-- Entries start --

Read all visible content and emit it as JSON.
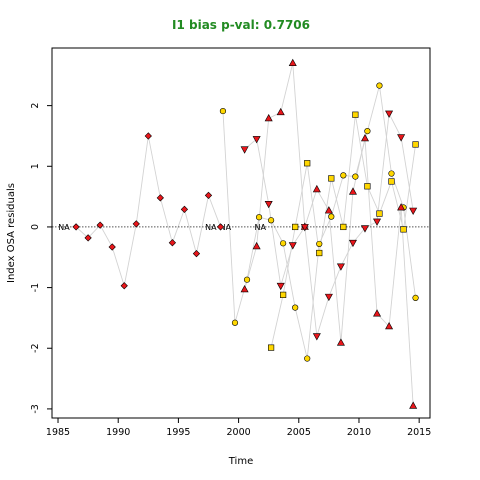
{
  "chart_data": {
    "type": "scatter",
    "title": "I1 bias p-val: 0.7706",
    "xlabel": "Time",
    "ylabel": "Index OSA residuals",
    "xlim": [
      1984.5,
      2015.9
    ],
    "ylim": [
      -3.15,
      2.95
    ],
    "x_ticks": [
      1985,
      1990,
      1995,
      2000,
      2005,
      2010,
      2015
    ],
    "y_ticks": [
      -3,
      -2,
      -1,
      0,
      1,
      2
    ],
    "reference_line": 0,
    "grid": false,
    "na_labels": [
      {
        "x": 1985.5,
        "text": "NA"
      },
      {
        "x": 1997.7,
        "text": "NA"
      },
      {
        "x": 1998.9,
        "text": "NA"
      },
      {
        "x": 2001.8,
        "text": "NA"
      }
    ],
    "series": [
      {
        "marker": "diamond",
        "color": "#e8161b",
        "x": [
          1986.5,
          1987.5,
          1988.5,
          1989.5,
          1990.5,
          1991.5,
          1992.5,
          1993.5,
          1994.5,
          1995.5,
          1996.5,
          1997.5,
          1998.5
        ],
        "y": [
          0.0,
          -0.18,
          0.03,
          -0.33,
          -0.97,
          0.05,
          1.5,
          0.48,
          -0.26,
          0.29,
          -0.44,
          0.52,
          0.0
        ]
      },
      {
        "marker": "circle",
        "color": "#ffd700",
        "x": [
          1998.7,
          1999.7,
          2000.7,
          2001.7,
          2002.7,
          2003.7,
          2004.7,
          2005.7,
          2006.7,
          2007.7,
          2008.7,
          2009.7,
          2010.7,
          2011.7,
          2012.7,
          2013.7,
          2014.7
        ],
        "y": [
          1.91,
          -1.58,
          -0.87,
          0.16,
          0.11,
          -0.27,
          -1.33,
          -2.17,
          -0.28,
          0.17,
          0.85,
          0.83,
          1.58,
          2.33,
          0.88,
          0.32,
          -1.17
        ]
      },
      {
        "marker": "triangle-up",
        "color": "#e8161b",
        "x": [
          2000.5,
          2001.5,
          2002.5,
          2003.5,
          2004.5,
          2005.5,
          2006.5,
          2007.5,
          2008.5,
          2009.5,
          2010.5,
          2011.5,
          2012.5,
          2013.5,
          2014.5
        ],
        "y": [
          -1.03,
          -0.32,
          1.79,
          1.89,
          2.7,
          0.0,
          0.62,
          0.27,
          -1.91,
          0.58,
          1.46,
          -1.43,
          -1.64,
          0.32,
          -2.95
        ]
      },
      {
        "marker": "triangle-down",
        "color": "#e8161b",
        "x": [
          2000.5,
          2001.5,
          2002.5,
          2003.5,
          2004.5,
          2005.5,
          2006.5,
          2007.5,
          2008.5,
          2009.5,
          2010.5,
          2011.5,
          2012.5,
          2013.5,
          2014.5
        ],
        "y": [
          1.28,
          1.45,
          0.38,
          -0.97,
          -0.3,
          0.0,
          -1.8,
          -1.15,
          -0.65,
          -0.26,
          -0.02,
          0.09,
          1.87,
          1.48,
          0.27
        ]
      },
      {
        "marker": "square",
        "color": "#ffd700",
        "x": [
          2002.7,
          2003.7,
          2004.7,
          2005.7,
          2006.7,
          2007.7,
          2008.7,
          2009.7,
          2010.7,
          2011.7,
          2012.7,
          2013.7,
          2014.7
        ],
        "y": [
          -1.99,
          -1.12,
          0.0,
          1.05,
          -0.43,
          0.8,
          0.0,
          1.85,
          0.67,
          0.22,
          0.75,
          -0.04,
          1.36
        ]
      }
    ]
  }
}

-- Entries end --

▶ _Given instruction_
Go through the entries and return each line where the word "marker" appears.

▶ _Response to this exercise_
        "marker": "diamond",
        "marker": "circle",
        "marker": "triangle-up",
        "marker": "triangle-down",
        "marker": "square",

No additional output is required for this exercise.